■ EXERCISE GOAL ■
Copy all the entries word for word, but omit the pictures.

[Collected data entries]
--- BEGIN ---

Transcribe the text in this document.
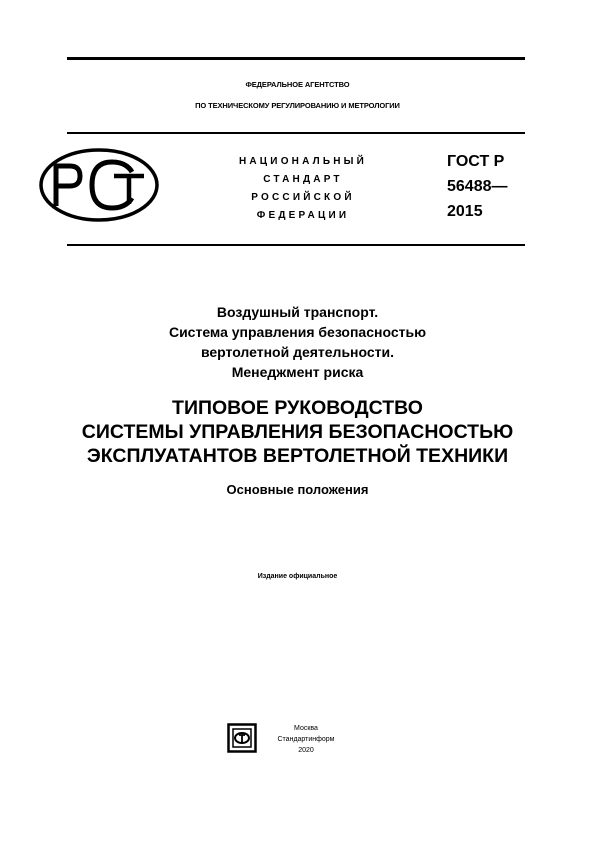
ФЕДЕРАЛЬНОЕ АГЕНТСТВО
ПО ТЕХНИЧЕСКОМУ РЕГУЛИРОВАНИЮ И МЕТРОЛОГИИ
НАЦИОНАЛЬНЫЙ
СТАНДАРТ
РОССИЙСКОЙ
ФЕДЕРАЦИИ
ГОСТ Р
56488—
2015
Воздушный транспорт.
Система управления безопасностью
вертолетной деятельности.
Менеджмент риска
ТИПОВОЕ РУКОВОДСТВО
СИСТЕМЫ УПРАВЛЕНИЯ БЕЗОПАСНОСТЬЮ
ЭКСПЛУАТАНТОВ ВЕРТОЛЕТНОЙ ТЕХНИКИ
Основные положения
Издание официальное
Москва
Стандартинформ
2020
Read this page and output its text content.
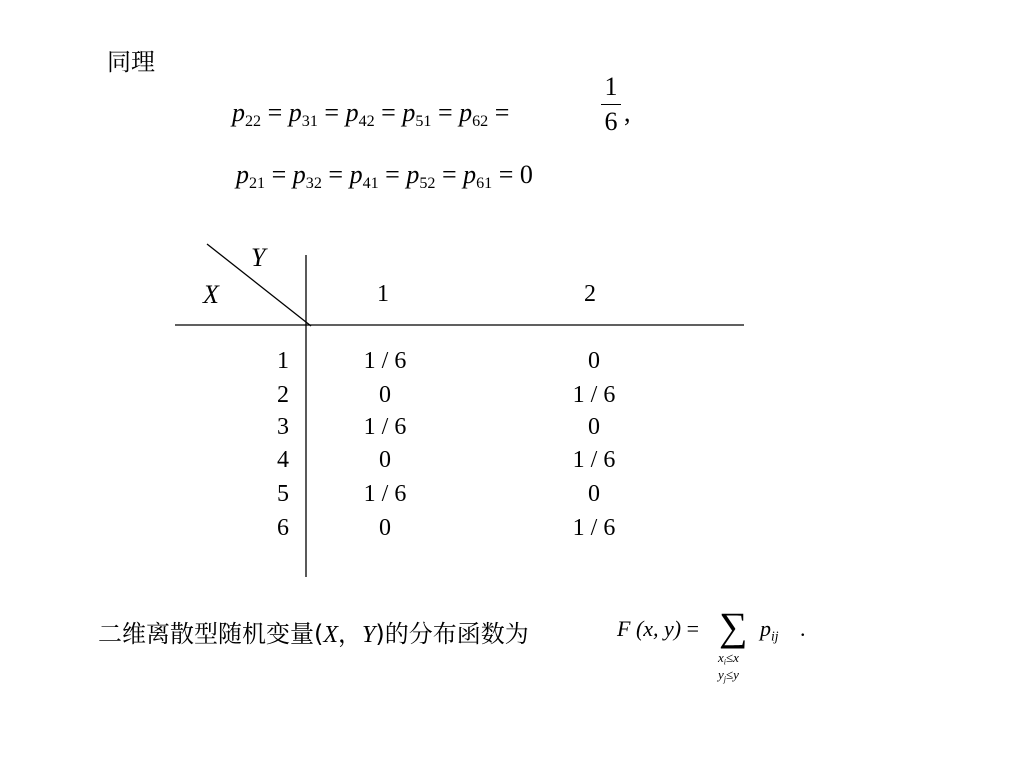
同理
$p_{22} = p_{31} = p_{42} = p_{51} = p_{62}$ =
1
6 ,
$p_{21} = p_{32} = p_{41} = p_{52} = p_{61} = 0$
Y
X	1	2
1	1 / 6	0
2	0	1 / 6
3	1 / 6	0
4	0	1 / 6
5	1 / 6	0
6	0	1 / 6
二维离散型随机变量(X，Y)的分布函数为	F (x, y) = ∑ $p_{ij}$ .
$x_i\le x$
$y_j\le y$
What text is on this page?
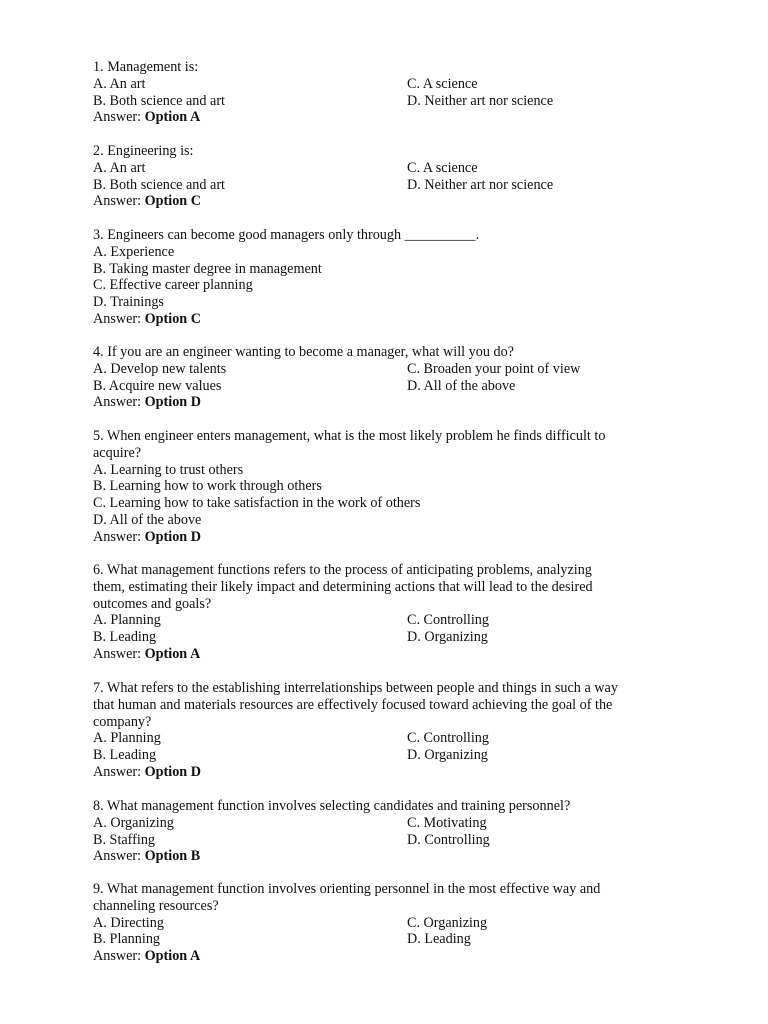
1. Management is:
A. An art	C. A science
B. Both science and art	D. Neither art nor science
Answer: Option A
2. Engineering is:
A. An art	C. A science
B. Both science and art	D. Neither art nor science
Answer: Option C
3. Engineers can become good managers only through __________.
A. Experience
B. Taking master degree in management
C. Effective career planning
D. Trainings
Answer: Option C
4. If you are an engineer wanting to become a manager, what will you do?
A. Develop new talents	C. Broaden your point of view
B. Acquire new values	D. All of the above
Answer: Option D
5. When engineer enters management, what is the most likely problem he finds difficult to
acquire?
A. Learning to trust others
B. Learning how to work through others
C. Learning how to take satisfaction in the work of others
D. All of the above
Answer: Option D
6. What management functions refers to the process of anticipating problems, analyzing
them, estimating their likely impact and determining actions that will lead to the desired
outcomes and goals?
A. Planning	C. Controlling
B. Leading	D. Organizing
Answer: Option A
7. What refers to the establishing interrelationships between people and things in such a way
that human and materials resources are effectively focused toward achieving the goal of the
company?
A. Planning	C. Controlling
B. Leading	D. Organizing
Answer: Option D
8. What management function involves selecting candidates and training personnel?
A. Organizing	C. Motivating
B. Staffing	D. Controlling
Answer: Option B
9. What management function involves orienting personnel in the most effective way and
channeling resources?
A. Directing	C. Organizing
B. Planning	D. Leading
Answer: Option A
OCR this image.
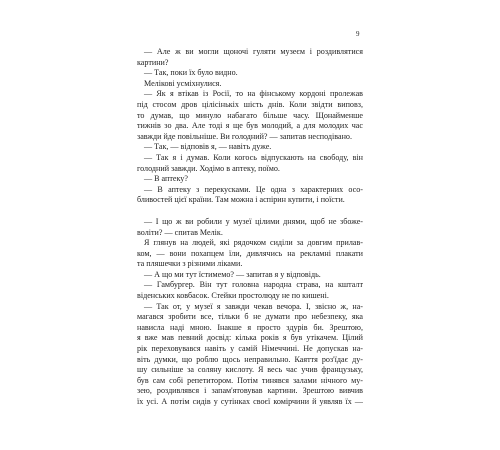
9
— Але ж ви могли щоночі гуляти музеєм і роздивлятися
картини?
— Так, поки їх було видно.
Мелікові усміхнулися.
— Як я втікав із Росії, то на фінському кордоні пролежав
під стосом дров цілісінькіх шість днів. Коли звідти виповз,
то думав, що минуло набагато більше часу. Щонайменше
тижнів зо два. Але тоді я ще був молодий, а для молодих час
завжди йде повільніше. Ви голодний? — запитав несподівано.
— Так, — відповів я, — навіть дуже.
— Так я і думав. Коли когось відпускають на свободу, він
голодний завжди. Ходімо в аптеку, поїмо.
— В аптеку?
— В аптеку з перекусками. Це одна з характерних осо-
бливостей цієї країни. Там можна і аспірин купити, і поїсти.
— І що ж ви робили у музеї цілими днями, щоб не збоже-
воліти? — спитав Мелік.
Я глянув на людей, які рядочком сиділи за довгим прилав-
ком, — вони похапцем їли, дивлячись на рекламні плакати
та пляшечки з різними ліками.
— А що ми тут їстимемо? — запитав я у відповідь.
— Гамбургер. Він тут головна народна страва, на кшталт
віденських ковбасок. Стейки простолюду не по кишені.
— Так от, у музеї я завжди чекав вечора. І, звісно ж, на-
магався зробити все, тільки б не думати про небезпеку, яка
нависла наді мною. Інакше я просто здурів би. Зрештою,
я вже мав певний досвід: кілька років я був утікачем. Цілий
рік переховувався навіть у самій Німеччині. Не допускав на-
віть думки, що роблю щось неправильно. Каяття роз'їдає ду-
шу сильніше за соляну кислоту. Я весь час учив французьку,
був сам собі репетитором. Потім тинявся залами нічного му-
зею, роздивлявся і запам'ятовував картини. Зрештою вивчив
їх усі. А потім сидів у сутінках своєї комірчини й уявляв їх —
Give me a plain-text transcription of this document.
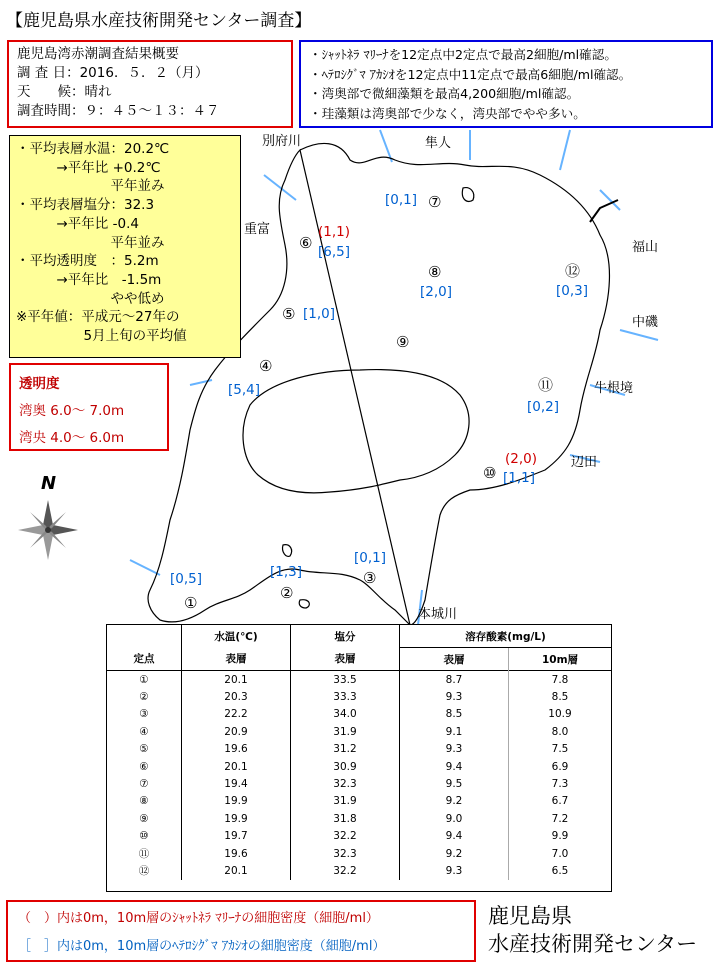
【鹿児島県水産技術開発センター調査】
鹿児島湾赤潮調査結果概要
調 査 日：2016．５．２（月）
天　　候：晴れ
調査時間：９：４５～１３：４７
・ｼｬｯﾄﾈﾗ ﾏﾘｰﾅを12定点中2定点で最高2細胞/ml確認。
・ﾍﾃﾛｼｸﾞﾏ ｱｶｼｵを12定点中11定点で最高6細胞/ml確認。
・湾奥部で微細藻類を最高4,200細胞/ml確認。
・珪藻類は湾奥部で少なく，湾央部でやや多い。
・平均表層水温：20.2℃
　　　→平年比 +0.2℃
　　　　　　　平年並み
・平均表層塩分：32.3
　　　→平年比 -0.4
　　　　　　　平年並み
・平均透明度　：5.2m
　　　→平年比　-1.5m
　　　　　　　やや低め
※平年値：平成元～27年の
　　　　　5月上旬の平均値
透明度
湾奥 6.0～ 7.0m
湾央 4.0～ 6.0m
別府川	隼人
重富
福山
中磯
牛根境
辺田
本城川
N
①
[0,5]
②
[1,3]	③
[0,1]
④
[5,4]
⑤ [1,0]
⑥
(1,1)
[6,5]
⑦
[0,1]
⑧
[2,0]
⑨
⑩
(2,0)
[1,1]
⑪
[0,2]
⑫
[0,3]
	水温(℃)	塩分	溶存酸素(mg/L)	
定点	表層	表層	表層	10m層
①	20.1	33.5	8.7	7.8
②	20.3	33.3	9.3	8.5
③	22.2	34.0	8.5	10.9
④	20.9	31.9	9.1	8.0
⑤	19.6	31.2	9.3	7.5
⑥	20.1	30.9	9.4	6.9
⑦	19.4	32.3	9.5	7.3
⑧	19.9	31.9	9.2	6.7
⑨	19.9	31.8	9.0	7.2
⑩	19.7	32.2	9.4	9.9
⑪	19.6	32.3	9.2	7.0
⑫	20.1	32.2	9.3	6.5
（　）内は0m，10m層のｼｬｯﾄﾈﾗ ﾏﾘｰﾅの細胞密度（細胞/ml）
［　］内は0m，10m層のﾍﾃﾛｼｸﾞﾏ ｱｶｼｵの細胞密度（細胞/ml）
鹿児島県
水産技術開発センター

--- END ---

■ CORRECT ANSWER ■
Transcribe the text in this document.
ФЕДЕРАЛЬНОЕ АГЕНТСТВО
ПО ТЕХНИЧЕСКОМУ РЕГУЛИРОВАНИЮ И МЕТРОЛОГИИ
НАЦИОНАЛЬНЫЙ
СТАНДАРТ
РОССИЙСКОЙ
ФЕДЕРАЦИИ
ГОСТ Р
56488—
2015
Воздушный транспорт.
Система управления безопасностью
вертолетной деятельности.
Менеджмент риска
ТИПОВОЕ РУКОВОДСТВО
СИСТЕМЫ УПРАВЛЕНИЯ БЕЗОПАСНОСТЬЮ
ЭКСПЛУАТАНТОВ ВЕРТОЛЕТНОЙ ТЕХНИКИ
Основные положения
Издание официальное
Москва
Стандартинформ
2020
Read this page and output its text content.
同理
$p_{22} = p_{31} = p_{42} = p_{51} = p_{62}$ =
1
6 ,
$p_{21} = p_{32} = p_{41} = p_{52} = p_{61} = 0$
Y
X	1	2
1	1 / 6	0
2	0	1 / 6
3	1 / 6	0
4	0	1 / 6
5	1 / 6	0
6	0	1 / 6
二维离散型随机变量(X，Y)的分布函数为	F (x, y) = ∑ $p_{ij}$ .
$x_i\le x$
$y_j\le y$
What text is on this page?
1. Management is:
A. An art	C. A science
B. Both science and art	D. Neither art nor science
Answer: Option A
2. Engineering is:
A. An art	C. A science
B. Both science and art	D. Neither art nor science
Answer: Option C
3. Engineers can become good managers only through __________.
A. Experience
B. Taking master degree in management
C. Effective career planning
D. Trainings
Answer: Option C
4. If you are an engineer wanting to become a manager, what will you do?
A. Develop new talents	C. Broaden your point of view
B. Acquire new values	D. All of the above
Answer: Option D
5. When engineer enters management, what is the most likely problem he finds difficult to
acquire?
A. Learning to trust others
B. Learning how to work through others
C. Learning how to take satisfaction in the work of others
D. All of the above
Answer: Option D
6. What management functions refers to the process of anticipating problems, analyzing
them, estimating their likely impact and determining actions that will lead to the desired
outcomes and goals?
A. Planning	C. Controlling
B. Leading	D. Organizing
Answer: Option A
7. What refers to the establishing interrelationships between people and things in such a way
that human and materials resources are effectively focused toward achieving the goal of the
company?
A. Planning	C. Controlling
B. Leading	D. Organizing
Answer: Option D
8. What management function involves selecting candidates and training personnel?
A. Organizing	C. Motivating
B. Staffing	D. Controlling
Answer: Option B
9. What management function involves orienting personnel in the most effective way and
channeling resources?
A. Directing	C. Organizing
B. Planning	D. Leading
Answer: Option A
OCR this image.
9
— Але ж ви могли щоночі гуляти музеєм і роздивлятися
картини?
— Так, поки їх було видно.
Мелікові усміхнулися.
— Як я втікав із Росії, то на фінському кордоні пролежав
під стосом дров цілісінькіх шість днів. Коли звідти виповз,
то думав, що минуло набагато більше часу. Щонайменше
тижнів зо два. Але тоді я ще був молодий, а для молодих час
завжди йде повільніше. Ви голодний? — запитав несподівано.
— Так, — відповів я, — навіть дуже.
— Так я і думав. Коли когось відпускають на свободу, він
голодний завжди. Ходімо в аптеку, поїмо.
— В аптеку?
— В аптеку з перекусками. Це одна з характерних осо-
бливостей цієї країни. Там можна і аспірин купити, і поїсти.
— І що ж ви робили у музеї цілими днями, щоб не збоже-
воліти? — спитав Мелік.
Я глянув на людей, які рядочком сиділи за довгим прилав-
ком, — вони похапцем їли, дивлячись на рекламні плакати
та пляшечки з різними ліками.
— А що ми тут їстимемо? — запитав я у відповідь.
— Гамбургер. Він тут головна народна страва, на кшталт
віденських ковбасок. Стейки простолюду не по кишені.
— Так от, у музеї я завжди чекав вечора. І, звісно ж, на-
магався зробити все, тільки б не думати про небезпеку, яка
нависла наді мною. Інакше я просто здурів би. Зрештою,
я вже мав певний досвід: кілька років я був утікачем. Цілий
рік переховувався навіть у самій Німеччині. Не допускав на-
віть думки, що роблю щось неправильно. Каяття роз'їдає ду-
шу сильніше за соляну кислоту. Я весь час учив французьку,
був сам собі репетитором. Потім тинявся залами нічного му-
зею, роздивлявся і запам'ятовував картини. Зрештою вивчив
їх усі. А потім сидів у сутінках своєї комірчини й уявляв їх —
Give me a plain-text transcription of this document.
【鹿児島県水産技術開発センター調査】
鹿児島湾赤潮調査結果概要
調 査 日：2016．５．２（月）
天　　候：晴れ
調査時間：９：４５～１３：４７
・ｼｬｯﾄﾈﾗ ﾏﾘｰﾅを12定点中2定点で最高2細胞/ml確認。
・ﾍﾃﾛｼｸﾞﾏ ｱｶｼｵを12定点中11定点で最高6細胞/ml確認。
・湾奥部で微細藻類を最高4,200細胞/ml確認。
・珪藻類は湾奥部で少なく，湾央部でやや多い。
・平均表層水温：20.2℃
　　　→平年比 +0.2℃
　　　　　　　平年並み
・平均表層塩分：32.3
　　　→平年比 -0.4
　　　　　　　平年並み
・平均透明度　：5.2m
　　　→平年比　-1.5m
　　　　　　　やや低め
※平年値：平成元～27年の
　　　　　5月上旬の平均値
透明度
湾奥 6.0～ 7.0m
湾央 4.0～ 6.0m
別府川	隼人
重富
福山
中磯
牛根境
辺田
本城川
N
①
[0,5]
②
[1,3]	③
[0,1]
④
[5,4]
⑤ [1,0]
⑥
(1,1)
[6,5]
⑦
[0,1]
⑧
[2,0]
⑨
⑩
(2,0)
[1,1]
⑪
[0,2]
⑫
[0,3]
	水温(℃)	塩分	溶存酸素(mg/L)	
定点	表層	表層	表層	10m層
①	20.1	33.5	8.7	7.8
②	20.3	33.3	9.3	8.5
③	22.2	34.0	8.5	10.9
④	20.9	31.9	9.1	8.0
⑤	19.6	31.2	9.3	7.5
⑥	20.1	30.9	9.4	6.9
⑦	19.4	32.3	9.5	7.3
⑧	19.9	31.9	9.2	6.7
⑨	19.9	31.8	9.0	7.2
⑩	19.7	32.2	9.4	9.9
⑪	19.6	32.3	9.2	7.0
⑫	20.1	32.2	9.3	6.5
（　）内は0m，10m層のｼｬｯﾄﾈﾗ ﾏﾘｰﾅの細胞密度（細胞/ml）
［　］内は0m，10m層のﾍﾃﾛｼｸﾞﾏ ｱｶｼｵの細胞密度（細胞/ml）
鹿児島県
水産技術開発センター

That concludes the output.